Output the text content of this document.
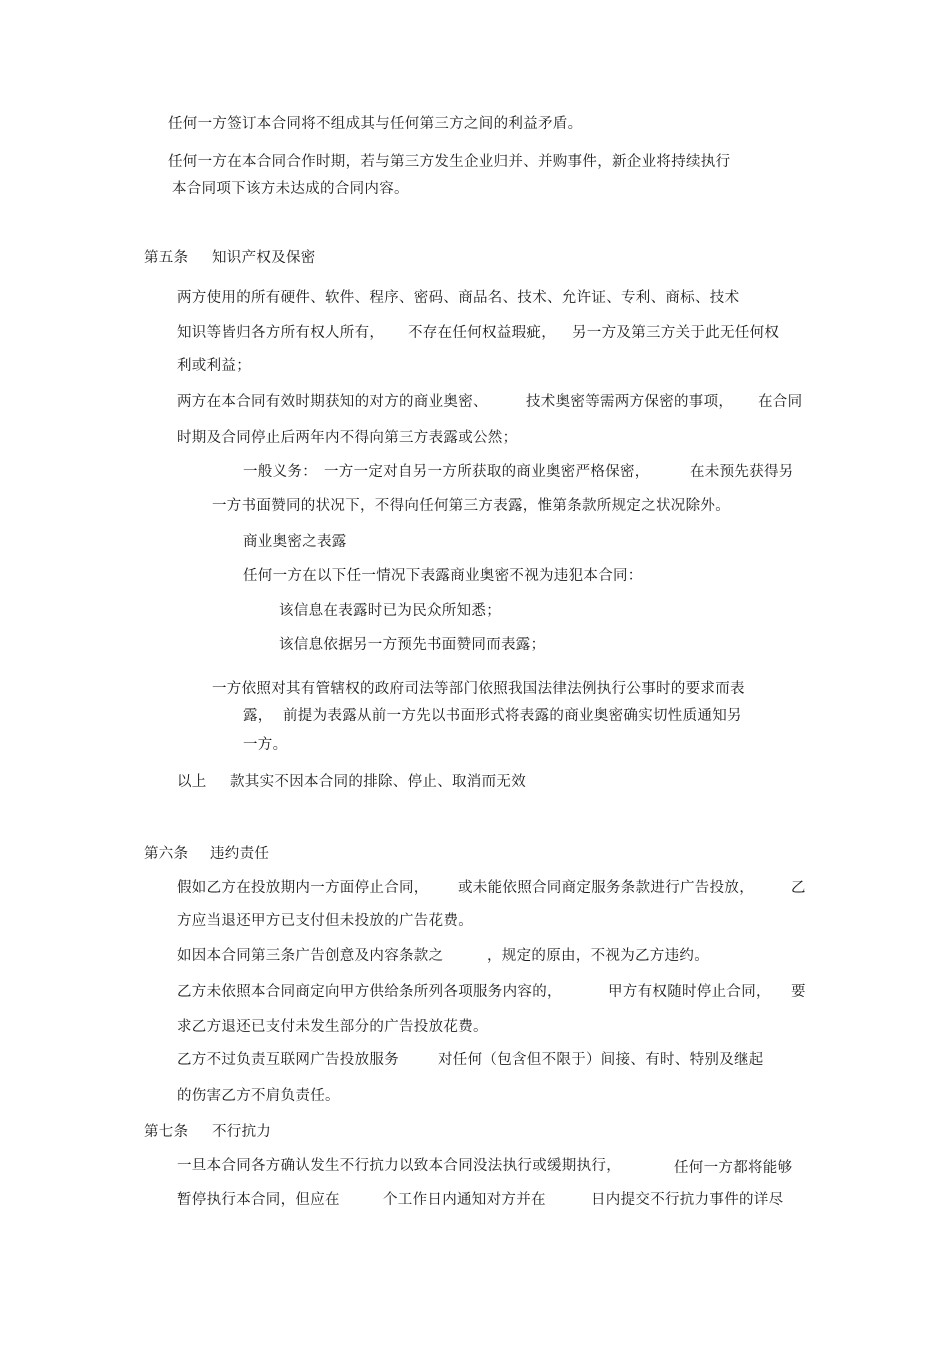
任何一方签订本合同将不组成其与任何第三方之间的利益矛盾。
任何一方在本合同合作时期，若与第三方发生企业归并、并购事件，新企业将持续执行
本合同项下该方未达成的合同内容。
第五条 知识产权及保密
两方使用的所有硬件、软件、程序、密码、商品名、技术、允许证、专利、商标、技术
知识等皆归各方所有权人所有， 不存在任何权益瑕疵， 另一方及第三方关于此无任何权
利或利益；
两方在本合同有效时期获知的对方的商业奥密、	技术奥密等需两方保密的事项， 在合同
时期及合同停止后两年内不得向第三方表露或公然；
一般义务： 一方一定对自另一方所获取的商业奥密严格保密，	在未预先获得另
一方书面赞同的状况下，不得向任何第三方表露，惟第条款所规定之状况除外。
商业奥密之表露
任何一方在以下任一情况下表露商业奥密不视为违犯本合同：
该信息在表露时已为民众所知悉；
该信息依据另一方预先书面赞同而表露；
一方依照对其有管辖权的政府司法等部门依照我国法律法例执行公事时的要求而表
露， 前提为表露从前一方先以书面形式将表露的商业奥密确实切性质通知另
一方。
以上 款其实不因本合同的排除、停止、取消而无效
第六条 违约责任
假如乙方在投放期内一方面停止合同， 或未能依照合同商定服务条款进行广告投放，	乙
方应当退还甲方已支付但未投放的广告花费。
如因本合同第三条广告创意及内容条款之	，规定的原由，不视为乙方违约。
乙方未依照本合同商定向甲方供给条所列各项服务内容的，	甲方有权随时停止合同， 要
求乙方退还已支付未发生部分的广告投放花费。
乙方不过负责互联网广告投放服务	对任何（包含但不限于）间接、有时、特别及继起
的伤害乙方不肩负责任。
第七条 不行抗力
一旦本合同各方确认发生不行抗力以致本合同没法执行或缓期执行，	任何一方都将能够
暂停执行本合同，但应在	个工作日内通知对方并在	日内提交不行抗力事件的详尽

=======

» **PROMPT**
Every entry must be reproduced exactly, with the images left out.

» **WRITTEN ANSWER**
Output the text content of this document.
任何一方签订本合同将不组成其与任何第三方之间的利益矛盾。
任何一方在本合同合作时期，若与第三方发生企业归并、并购事件，新企业将持续执行
本合同项下该方未达成的合同内容。
第五条 知识产权及保密
两方使用的所有硬件、软件、程序、密码、商品名、技术、允许证、专利、商标、技术
知识等皆归各方所有权人所有， 不存在任何权益瑕疵， 另一方及第三方关于此无任何权
利或利益；
两方在本合同有效时期获知的对方的商业奥密、	技术奥密等需两方保密的事项， 在合同
时期及合同停止后两年内不得向第三方表露或公然；
一般义务： 一方一定对自另一方所获取的商业奥密严格保密，	在未预先获得另
一方书面赞同的状况下，不得向任何第三方表露，惟第条款所规定之状况除外。
商业奥密之表露
任何一方在以下任一情况下表露商业奥密不视为违犯本合同：
该信息在表露时已为民众所知悉；
该信息依据另一方预先书面赞同而表露；
一方依照对其有管辖权的政府司法等部门依照我国法律法例执行公事时的要求而表
露， 前提为表露从前一方先以书面形式将表露的商业奥密确实切性质通知另
一方。
以上 款其实不因本合同的排除、停止、取消而无效
第六条 违约责任
假如乙方在投放期内一方面停止合同， 或未能依照合同商定服务条款进行广告投放，	乙
方应当退还甲方已支付但未投放的广告花费。
如因本合同第三条广告创意及内容条款之	，规定的原由，不视为乙方违约。
乙方未依照本合同商定向甲方供给条所列各项服务内容的，	甲方有权随时停止合同， 要
求乙方退还已支付未发生部分的广告投放花费。
乙方不过负责互联网广告投放服务	对任何（包含但不限于）间接、有时、特别及继起
的伤害乙方不肩负责任。
第七条 不行抗力
一旦本合同各方确认发生不行抗力以致本合同没法执行或缓期执行，	任何一方都将能够
暂停执行本合同，但应在	个工作日内通知对方并在	日内提交不行抗力事件的详尽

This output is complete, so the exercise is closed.